===== Raw data =====
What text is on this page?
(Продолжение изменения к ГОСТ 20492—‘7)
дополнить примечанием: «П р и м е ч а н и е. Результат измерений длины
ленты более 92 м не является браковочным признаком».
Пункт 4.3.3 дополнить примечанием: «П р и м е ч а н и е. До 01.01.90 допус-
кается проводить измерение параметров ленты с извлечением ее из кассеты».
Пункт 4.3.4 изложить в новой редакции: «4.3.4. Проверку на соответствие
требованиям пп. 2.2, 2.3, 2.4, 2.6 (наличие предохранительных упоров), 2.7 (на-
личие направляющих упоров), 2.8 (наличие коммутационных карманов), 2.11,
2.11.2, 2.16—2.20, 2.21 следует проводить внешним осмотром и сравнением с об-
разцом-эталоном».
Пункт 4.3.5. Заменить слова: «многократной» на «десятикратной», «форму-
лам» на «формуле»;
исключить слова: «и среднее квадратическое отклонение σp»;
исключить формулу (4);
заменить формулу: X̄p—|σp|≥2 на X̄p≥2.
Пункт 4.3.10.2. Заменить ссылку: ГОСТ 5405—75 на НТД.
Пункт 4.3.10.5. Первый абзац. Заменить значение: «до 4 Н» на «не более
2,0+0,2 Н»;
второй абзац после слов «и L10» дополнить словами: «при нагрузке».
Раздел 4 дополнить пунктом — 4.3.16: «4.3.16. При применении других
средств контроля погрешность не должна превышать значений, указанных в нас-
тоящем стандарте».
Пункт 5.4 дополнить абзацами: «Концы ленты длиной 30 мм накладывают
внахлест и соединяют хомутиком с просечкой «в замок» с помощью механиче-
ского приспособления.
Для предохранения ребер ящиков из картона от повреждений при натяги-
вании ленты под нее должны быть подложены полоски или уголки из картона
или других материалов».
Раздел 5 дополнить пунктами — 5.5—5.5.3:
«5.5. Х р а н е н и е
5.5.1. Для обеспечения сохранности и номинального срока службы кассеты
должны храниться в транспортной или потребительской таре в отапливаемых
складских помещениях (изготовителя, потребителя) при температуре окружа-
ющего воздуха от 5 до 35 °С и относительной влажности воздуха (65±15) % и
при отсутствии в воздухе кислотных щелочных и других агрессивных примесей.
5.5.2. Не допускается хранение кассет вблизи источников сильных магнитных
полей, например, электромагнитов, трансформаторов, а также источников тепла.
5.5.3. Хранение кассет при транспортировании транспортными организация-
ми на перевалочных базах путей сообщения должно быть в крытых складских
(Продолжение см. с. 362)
=====
[Problem to solve] Go through the listing above and locate each line that holds the word "дополнить". Copy those lines.

[Complete answer]
дополнить примечанием: «П р и м е ч а н и е. Результат измерений длины
Пункт 4.3.3 дополнить примечанием: «П р и м е ч а н и е. До 01.01.90 допус-
второй абзац после слов «и L10» дополнить словами: «при нагрузке».
Раздел 4 дополнить пунктом — 4.3.16: «4.3.16. При применении других
Пункт 5.4 дополнить абзацами: «Концы ленты длиной 30 мм накладывают
Раздел 5 дополнить пунктами — 5.5—5.5.3:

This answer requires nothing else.